(Items listed in a dataset)
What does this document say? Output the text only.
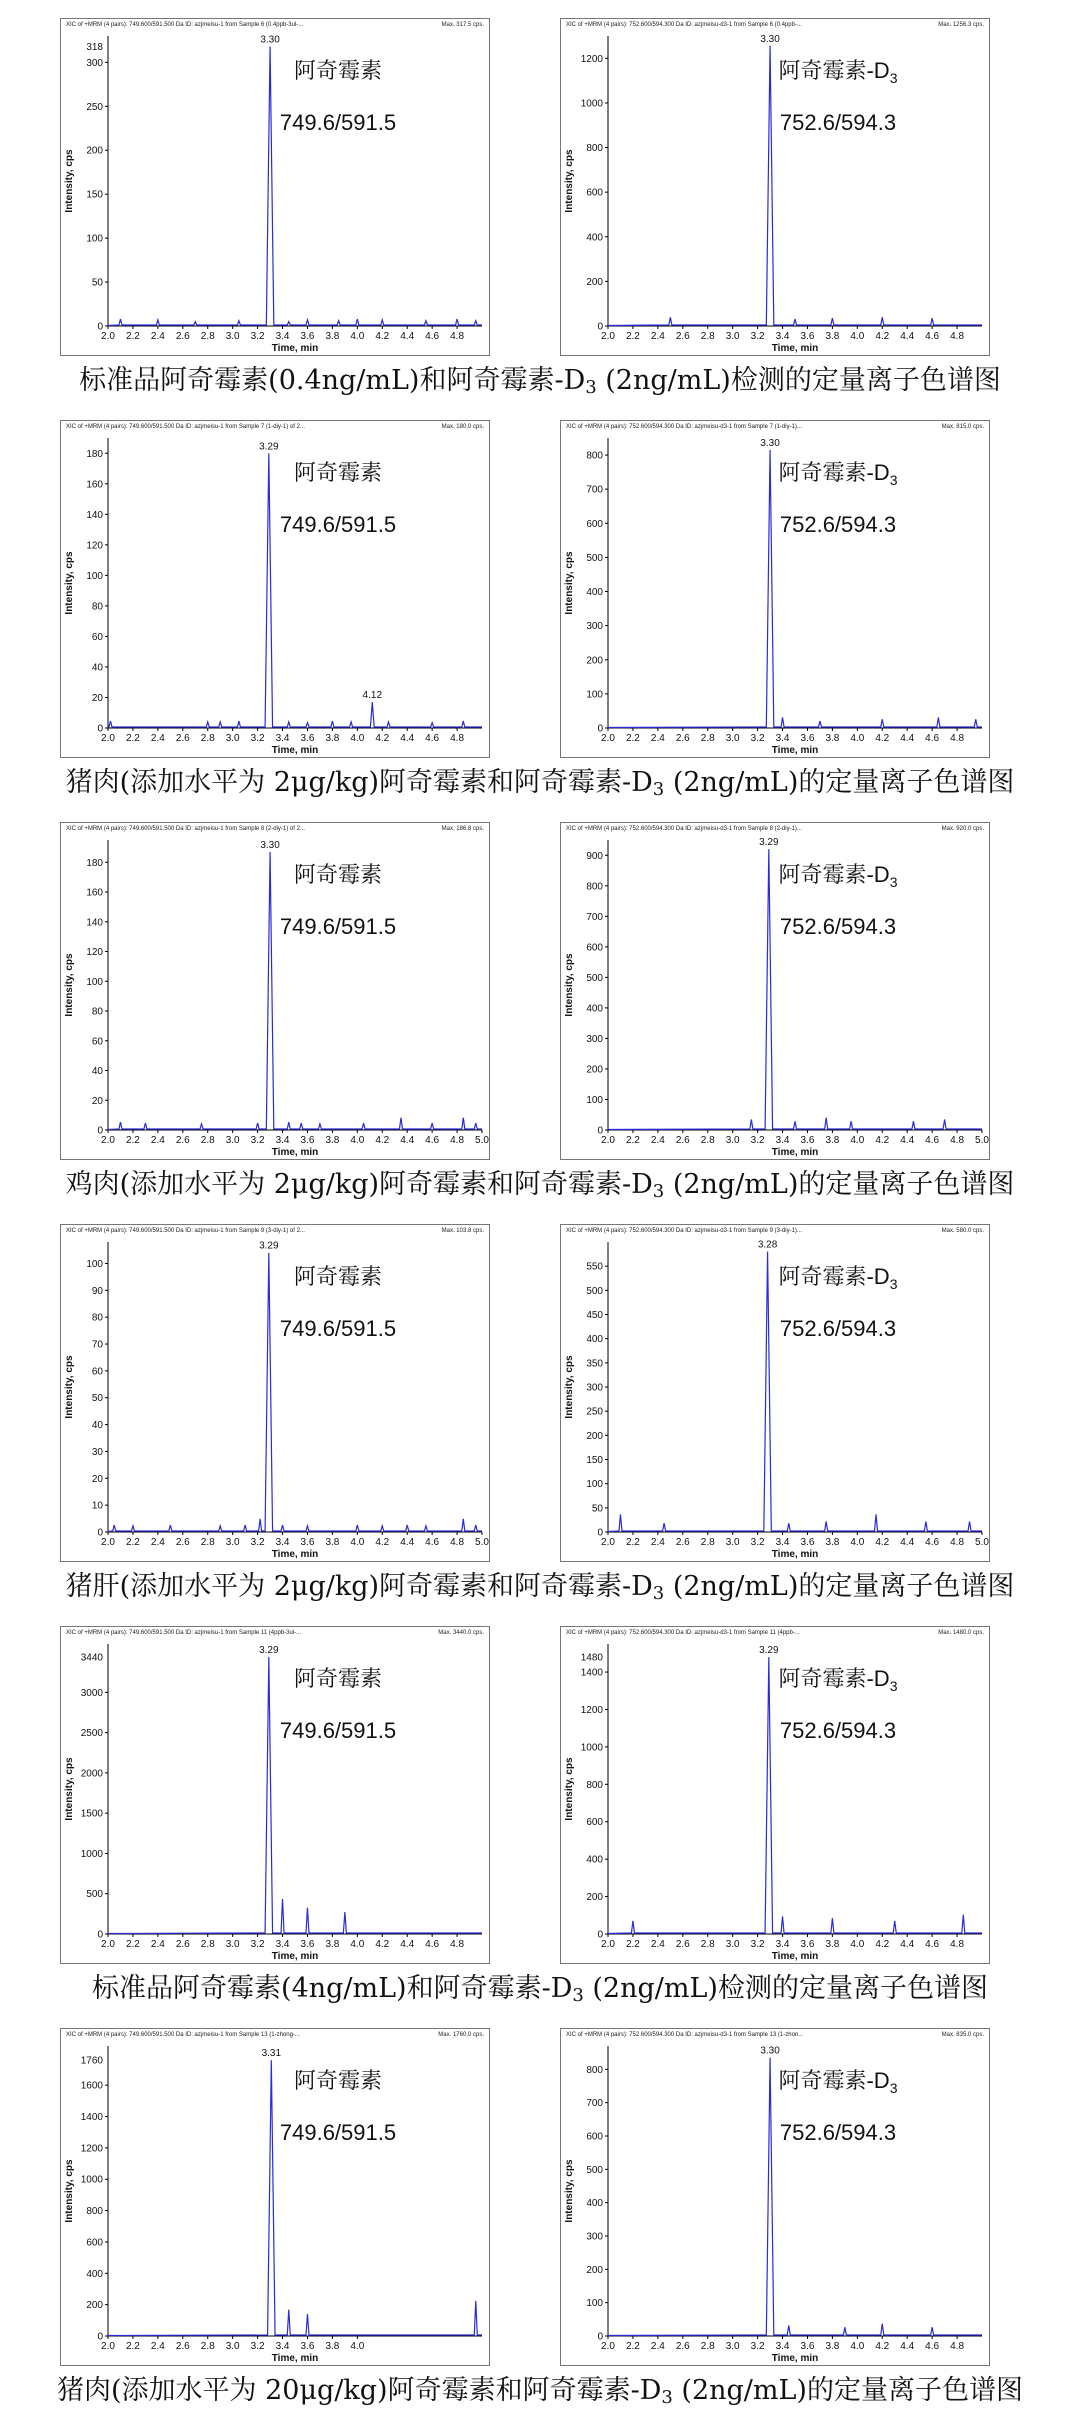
XIC of +MRM (4 pairs): 749.600/591.500 Da ID: azjmeisu-1 from Sample 6 (0.4ppb-3ul-...	Max. 317.5 cps.
0
50
100
150
200
250
300
318
2.0 2.2 2.4 2.6 2.8 3.0 3.2 3.4 3.6 3.8 4.0 4.2 4.4 4.6 4.8
Time, min
Intensity, cps
3.30
阿奇霉素
749.6/591.5
XIC of +MRM (4 pairs): 752.600/594.300 Da ID: azjmeisu-d3-1 from Sample 6 (0.4ppb-...	Max. 1256.3 cps.
0
200
400
600
800
1000
1200
2.0 2.2 2.4 2.6 2.8 3.0 3.2 3.4 3.6 3.8 4.0 4.2 4.4 4.6 4.8
Time, min
Intensity, cps
3.30
阿奇霉素$-D_3$
752.6/594.3
标准品阿奇霉素(0.4ng/mL)和阿奇霉素$-D_3$ (2ng/mL)检测的定量离子色谱图
XIC of +MRM (4 pairs): 749.600/591.500 Da ID: azjmeisu-1 from Sample 7 (1-diy-1) of 2...	Max. 180.0 cps.
0
20
40
60
80
100
120
140
160
180
2.0 2.2 2.4 2.6 2.8 3.0 3.2 3.4 3.6 3.8 4.0 4.2 4.4 4.6 4.8
Time, min
Intensity, cps
3.29
4.12
阿奇霉素
749.6/591.5
XIC of +MRM (4 pairs): 752.600/594.300 Da ID: azjmeisu-d3-1 from Sample 7 (1-diy-1)...	Max. 815.0 cps.
0
100
200
300
400
500
600
700
800
2.0 2.2 2.4 2.6 2.8 3.0 3.2 3.4 3.6 3.8 4.0 4.2 4.4 4.6 4.8
Time, min
Intensity, cps
3.30
阿奇霉素$-D_3$
752.6/594.3
猪肉(添加水平为 2μg/kg)阿奇霉素和阿奇霉素$-D_3$ (2ng/mL)的定量离子色谱图
XIC of +MRM (4 pairs): 749.600/591.500 Da ID: azjmeisu-1 from Sample 8 (2-diy-1) of 2...	Max. 186.8 cps.
0
20
40
60
80
100
120
140
160
180
2.0 2.2 2.4 2.6 2.8 3.0 3.2 3.4 3.6 3.8 4.0 4.2 4.4 4.6 4.8 5.0
Time, min
Intensity, cps
3.30
阿奇霉素
749.6/591.5
XIC of +MRM (4 pairs): 752.600/594.300 Da ID: azjmeisu-d3-1 from Sample 8 (2-diy-1)...	Max. 920.0 cps.
0
100
200
300
400
500
600
700
800
900
2.0 2.2 2.4 2.6 2.8 3.0 3.2 3.4 3.6 3.8 4.0 4.2 4.4 4.6 4.8 5.0
Time, min
Intensity, cps
3.29
阿奇霉素$-D_3$
752.6/594.3
鸡肉(添加水平为 2μg/kg)阿奇霉素和阿奇霉素$-D_3$ (2ng/mL)的定量离子色谱图
XIC of +MRM (4 pairs): 749.600/591.500 Da ID: azjmeisu-1 from Sample 9 (3-diy-1) of 2...	Max. 103.8 cps.
0
10
20
30
40
50
60
70
80
90
100
2.0 2.2 2.4 2.6 2.8 3.0 3.2 3.4 3.6 3.8 4.0 4.2 4.4 4.6 4.8 5.0
Time, min
Intensity, cps
3.29
阿奇霉素
749.6/591.5
XIC of +MRM (4 pairs): 752.600/594.300 Da ID: azjmeisu-d3-1 from Sample 9 (3-diy-1)...	Max. 580.0 cps.
0
50
100
150
200
250
300
350
400
450
500
550
2.0 2.2 2.4 2.6 2.8 3.0 3.2 3.4 3.6 3.8 4.0 4.2 4.4 4.6 4.8 5.0
Time, min
Intensity, cps
3.28
阿奇霉素$-D_3$
752.6/594.3
猪肝(添加水平为 2μg/kg)阿奇霉素和阿奇霉素$-D_3$ (2ng/mL)的定量离子色谱图
XIC of +MRM (4 pairs): 749.600/591.500 Da ID: azjmeisu-1 from Sample 11 (4ppb-3ul-...	Max. 3440.0 cps.
0
500
1000
1500
2000
2500
3000
3440
2.0 2.2 2.4 2.6 2.8 3.0 3.2 3.4 3.6 3.8 4.0 4.2 4.4 4.6 4.8
Time, min
Intensity, cps
3.29
阿奇霉素
749.6/591.5
XIC of +MRM (4 pairs): 752.600/594.300 Da ID: azjmeisu-d3-1 from Sample 11 (4ppb-...	Max. 1480.0 cps.
0
200
400
600
800
1000
1200
1400
1480
2.0 2.2 2.4 2.6 2.8 3.0 3.2 3.4 3.6 3.8 4.0 4.2 4.4 4.6 4.8
Time, min
Intensity, cps
3.29
阿奇霉素$-D_3$
752.6/594.3
标准品阿奇霉素(4ng/mL)和阿奇霉素$-D_3$ (2ng/mL)检测的定量离子色谱图
XIC of +MRM (4 pairs): 749.600/591.500 Da ID: azjmeisu-1 from Sample 13 (1-zhong-...	Max. 1760.0 cps.
0
200
400
600
800
1000
1200
1400
1600
1760
2.0 2.2 2.4 2.6 2.8 3.0 3.2 3.4 3.6 3.8 4.0
Time, min
Intensity, cps
3.31
阿奇霉素
749.6/591.5
XIC of +MRM (4 pairs): 752.600/594.300 Da ID: azjmeisu-d3-1 from Sample 13 (1-zhon...	Max. 835.0 cps.
0
100
200
300
400
500
600
700
800
2.0 2.2 2.4 2.6 2.8 3.0 3.2 3.4 3.6 3.8 4.0 4.2 4.4 4.6 4.8
Time, min
Intensity, cps
3.30
阿奇霉素$-D_3$
752.6/594.3
猪肉(添加水平为 20μg/kg)阿奇霉素和阿奇霉素$-D_3$ (2ng/mL)的定量离子色谱图
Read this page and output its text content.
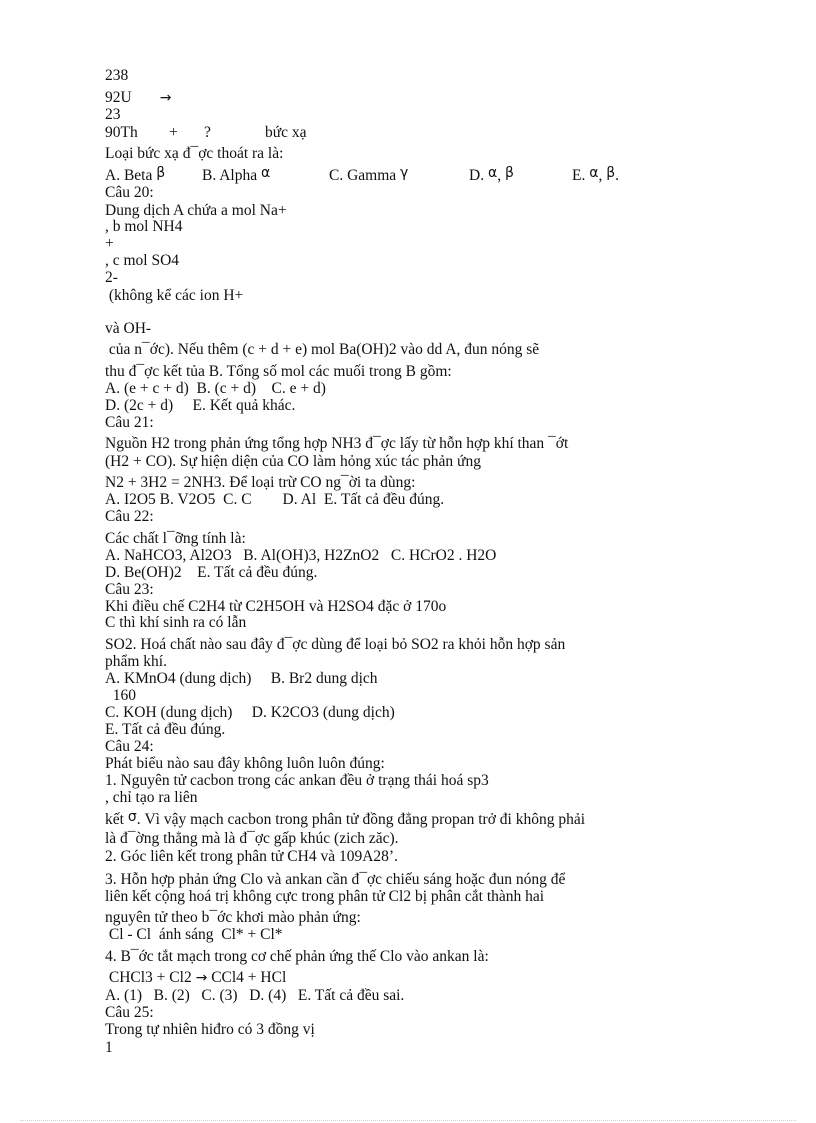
238
92U →
23
90Th + ?	bức xạ
Loại bức xạ đ¯ợc thoát ra là:
A. Beta β B. Alpha α	C. Gamma γ	D. α, β	E. α, β.
Câu 20:
Dung dịch A chứa a mol Na+
, b mol NH4
+
, c mol SO4
2-
(không kể các ion H+
và OH-
của n¯ớc). Nếu thêm (c + d + e) mol Ba(OH)2 vào dd A, đun nóng sẽ
thu đ¯ợc kết tủa B. Tổng số mol các muối trong B gồm:
A. (e + c + d)  B. (c + d)    C. e + d)
D. (2c + d)     E. Kết quả khác.
Câu 21:
Nguồn H2 trong phản ứng tổng hợp NH3 đ¯ợc lấy từ hỗn hợp khí than ¯ớt
(H2 + CO). Sự hiện diện của CO làm hỏng xúc tác phản ứng
N2 + 3H2 = 2NH3. Để loại trừ CO ng¯ời ta dùng:
A. I2O5 B. V2O5  C. C        D. Al  E. Tất cả đều đúng.
Câu 22:
Các chất l¯ỡng tính là:
A. NaHCO3, Al2O3   B. Al(OH)3, H2ZnO2   C. HCrO2 . H2O
D. Be(OH)2    E. Tất cả đều đúng.
Câu 23:
Khi điều chế C2H4 từ C2H5OH và H2SO4 đặc ở 170o
C thì khí sinh ra có lẫn
SO2. Hoá chất nào sau đây đ¯ợc dùng để loại bỏ SO2 ra khỏi hỗn hợp sản
phẩm khí.
A. KMnO4 (dung dịch)     B. Br2 dung dịch
160
C. KOH (dung dịch)     D. K2CO3 (dung dịch)
E. Tất cả đều đúng.
Câu 24:
Phát biểu nào sau đây không luôn luôn đúng:
1. Nguyên tử cacbon trong các ankan đều ở trạng thái hoá sp3
, chỉ tạo ra liên
kết σ. Vì vậy mạch cacbon trong phân tử đồng đẳng propan trở đi không phải
là đ¯ờng thẳng mà là đ¯ợc gấp khúc (zich zăc).
2. Góc liên kết trong phân tử CH4 và 109A28’.
3. Hỗn hợp phản ứng Clo và ankan cần đ¯ợc chiếu sáng hoặc đun nóng để
liên kết cộng hoá trị không cực trong phân tử Cl2 bị phân cắt thành hai
nguyên tử theo b¯ớc khơi mào phản ứng:
Cl - Cl  ánh sáng  Cl* + Cl*
4. B¯ớc tắt mạch trong cơ chế phản ứng thế Clo vào ankan là:
CHCl3 + Cl2 → CCl4 + HCl
A. (1)   B. (2)   C. (3)   D. (4)   E. Tất cả đều sai.
Câu 25:
Trong tự nhiên hiđro có 3 đồng vị
1
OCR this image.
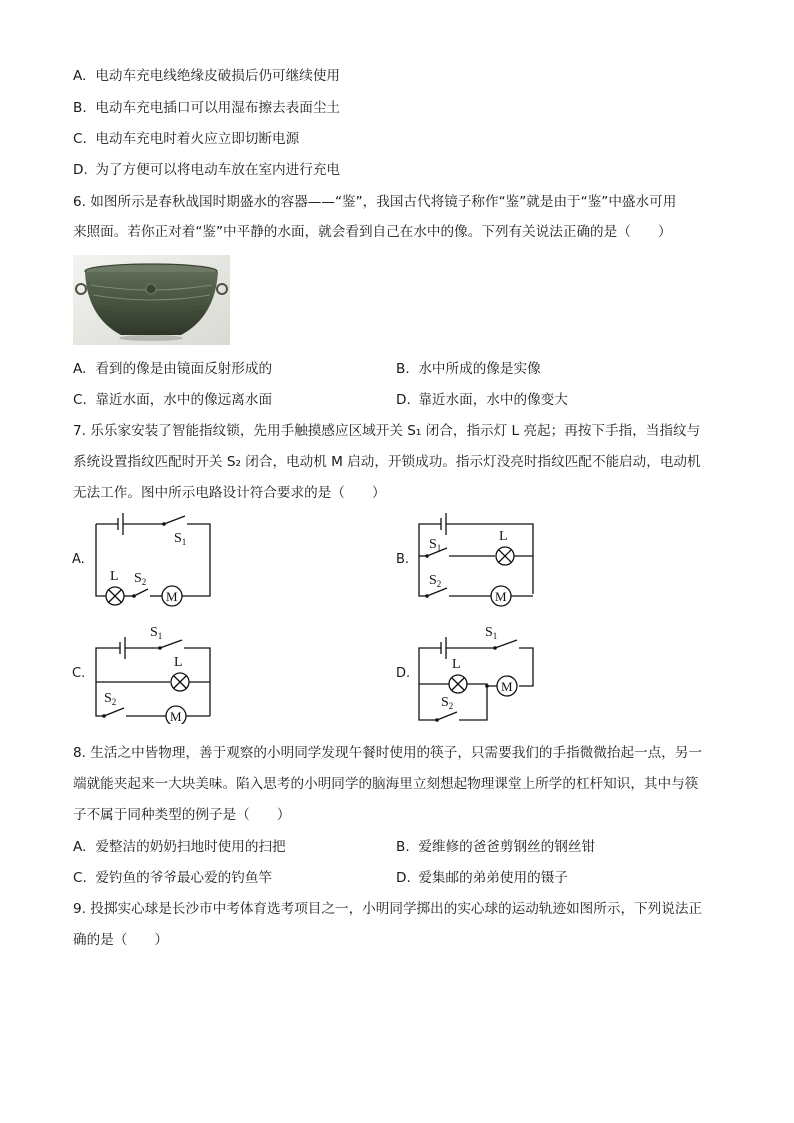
A. 电动车充电线绝缘皮破损后仍可继续使用
B. 电动车充电插口可以用湿布擦去表面尘土
C. 电动车充电时着火应立即切断电源
D. 为了方便可以将电动车放在室内进行充电
6. 如图所示是春秋战国时期盛水的容器——“鉴”，我国古代将镜子称作“鉴”就是由于“鉴”中盛水可用
来照面。若你正对着“鉴”中平静的水面，就会看到自己在水中的像。下列有关说法正确的是（　　）
A. 看到的像是由镜面反射形成的	B. 水中所成的像是实像
C. 靠近水面，水中的像远离水面	D. 靠近水面，水中的像变大
7. 乐乐家安装了智能指纹锁，先用手触摸感应区域开关 S₁ 闭合，指示灯 L 亮起；再按下手指，当指纹与
系统设置指纹匹配时开关 S₂ 闭合，电动机 M 启动，开锁成功。指示灯没亮时指纹匹配不能启动，电动机
无法工作。图中所示电路设计符合要求的是（　　）
A.	B.
C.	D.
$S_1$
L $S_2$
M
$S_1$
L
$S_2$
M
$S_1$
L
$S_2$
M
$S_1$
L
$S_2$
M
8. 生活之中皆物理，善于观察的小明同学发现午餐时使用的筷子，只需要我们的手指微微抬起一点，另一
端就能夹起来一大块美味。陷入思考的小明同学的脑海里立刻想起物理课堂上所学的杠杆知识，其中与筷
子不属于同种类型的例子是（　　）
A. 爱整洁的奶奶扫地时使用的扫把	B. 爱维修的爸爸剪钢丝的钢丝钳
C. 爱钓鱼的爷爷最心爱的钓鱼竿	D. 爱集邮的弟弟使用的镊子
9. 投掷实心球是长沙市中考体育选考项目之一，小明同学掷出的实心球的运动轨迹如图所示，下列说法正
确的是（　　）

## EXERCISE
From the data, collect all lines where the string "phân" appears.

## RESULT OF THIS EXERCISE
kết σ. Vì vậy mạch cacbon trong phân tử đồng đẳng propan trở đi không phải
2. Góc liên kết trong phân tử CH4 và 109A28’.
liên kết cộng hoá trị không cực trong phân tử Cl2 bị phân cắt thành hai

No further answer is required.